**WHAT TO PRODUCE:** For each line below that includes the word "Segment", make a copy.

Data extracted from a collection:
======

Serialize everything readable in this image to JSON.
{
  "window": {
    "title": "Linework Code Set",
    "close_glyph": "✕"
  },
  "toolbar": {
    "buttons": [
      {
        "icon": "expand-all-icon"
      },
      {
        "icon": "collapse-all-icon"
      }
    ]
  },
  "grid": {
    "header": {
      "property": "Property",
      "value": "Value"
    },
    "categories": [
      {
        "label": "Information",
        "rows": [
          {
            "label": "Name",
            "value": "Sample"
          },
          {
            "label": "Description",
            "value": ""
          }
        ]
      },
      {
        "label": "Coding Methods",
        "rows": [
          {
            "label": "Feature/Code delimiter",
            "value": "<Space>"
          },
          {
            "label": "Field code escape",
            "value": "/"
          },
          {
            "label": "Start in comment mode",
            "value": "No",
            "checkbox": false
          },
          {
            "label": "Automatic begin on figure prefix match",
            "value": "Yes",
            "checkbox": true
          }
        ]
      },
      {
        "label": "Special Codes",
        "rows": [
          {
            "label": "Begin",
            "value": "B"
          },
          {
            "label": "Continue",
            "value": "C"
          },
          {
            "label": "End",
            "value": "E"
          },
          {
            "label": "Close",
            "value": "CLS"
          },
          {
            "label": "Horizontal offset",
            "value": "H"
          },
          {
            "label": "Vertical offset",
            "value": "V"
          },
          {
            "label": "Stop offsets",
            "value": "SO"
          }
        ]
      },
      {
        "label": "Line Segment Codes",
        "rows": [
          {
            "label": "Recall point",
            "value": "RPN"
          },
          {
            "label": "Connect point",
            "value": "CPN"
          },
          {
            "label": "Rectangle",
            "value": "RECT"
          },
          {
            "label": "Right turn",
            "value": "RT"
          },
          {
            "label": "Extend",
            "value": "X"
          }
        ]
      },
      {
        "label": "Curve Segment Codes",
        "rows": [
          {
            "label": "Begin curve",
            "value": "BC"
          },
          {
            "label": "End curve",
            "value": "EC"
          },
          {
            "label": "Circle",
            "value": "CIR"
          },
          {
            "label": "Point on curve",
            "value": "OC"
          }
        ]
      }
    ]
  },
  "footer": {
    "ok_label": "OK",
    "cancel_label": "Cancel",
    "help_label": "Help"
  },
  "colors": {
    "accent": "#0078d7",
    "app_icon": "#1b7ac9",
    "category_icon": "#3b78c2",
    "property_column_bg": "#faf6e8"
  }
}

======

**TASK SOLUTION:**
        "label": "Line Segment Codes",
        "label": "Curve Segment Codes",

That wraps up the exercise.